▶ [GIVEN INSTRUCTION]
Copy every line of the data that includes the string "emoji".

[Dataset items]
________________________
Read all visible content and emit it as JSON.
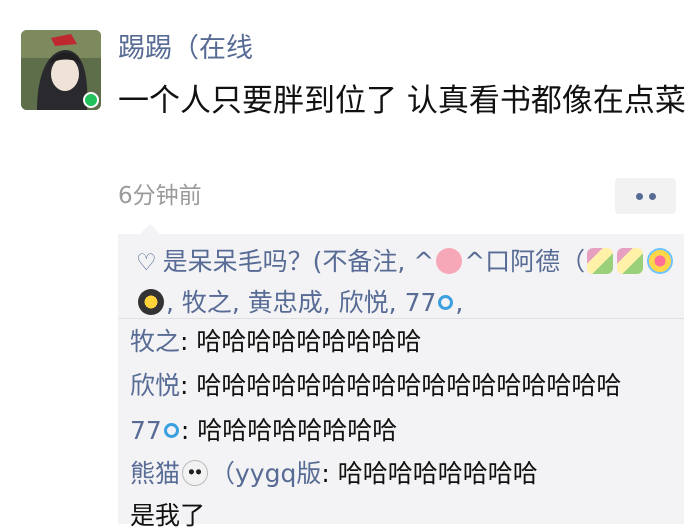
{
  "post": {
    "username": "踢踢（在线",
    "text": "一个人只要胖到位了 认真看书都像在点菜",
    "time": "6分钟前"
  },
  "likes": {
    "part1": "是呆呆毛吗？(不备注, ^",
    "part2": "^口阿德（",
    "part3": ", 牧之, 黄忠成, 欣悦, 77",
    "part4": ","
  },
  "comments": [
    {
      "name": "牧之",
      "sep": ": ",
      "text": "哈哈哈哈哈哈哈哈哈"
    },
    {
      "name": "欣悦",
      "sep": ": ",
      "text": "哈哈哈哈哈哈哈哈哈哈哈哈哈哈哈哈哈"
    },
    {
      "name": "77",
      "sep": ": ",
      "text": "哈哈哈哈哈哈哈哈"
    },
    {
      "name": "熊猫",
      "name2": "（yygq版",
      "sep": ": ",
      "text": "哈哈哈哈哈哈哈哈"
    },
    {
      "name": "",
      "sep": "",
      "text": "是我了"
    }
  ],
  "icons": {
    "heart": "heart-icon",
    "more": "more-icon",
    "pig": "pig-emoji",
    "panda": "panda-emoji",
    "ring": "ring-emoji"
  },
  "colors": {
    "link": "#576b95",
    "panel_bg": "#f3f3f5",
    "time": "#9a9a9a"
  }
}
________________________
▶ [SOLUTION]
    "pig": "pig-emoji",
    "panda": "panda-emoji",
    "ring": "ring-emoji"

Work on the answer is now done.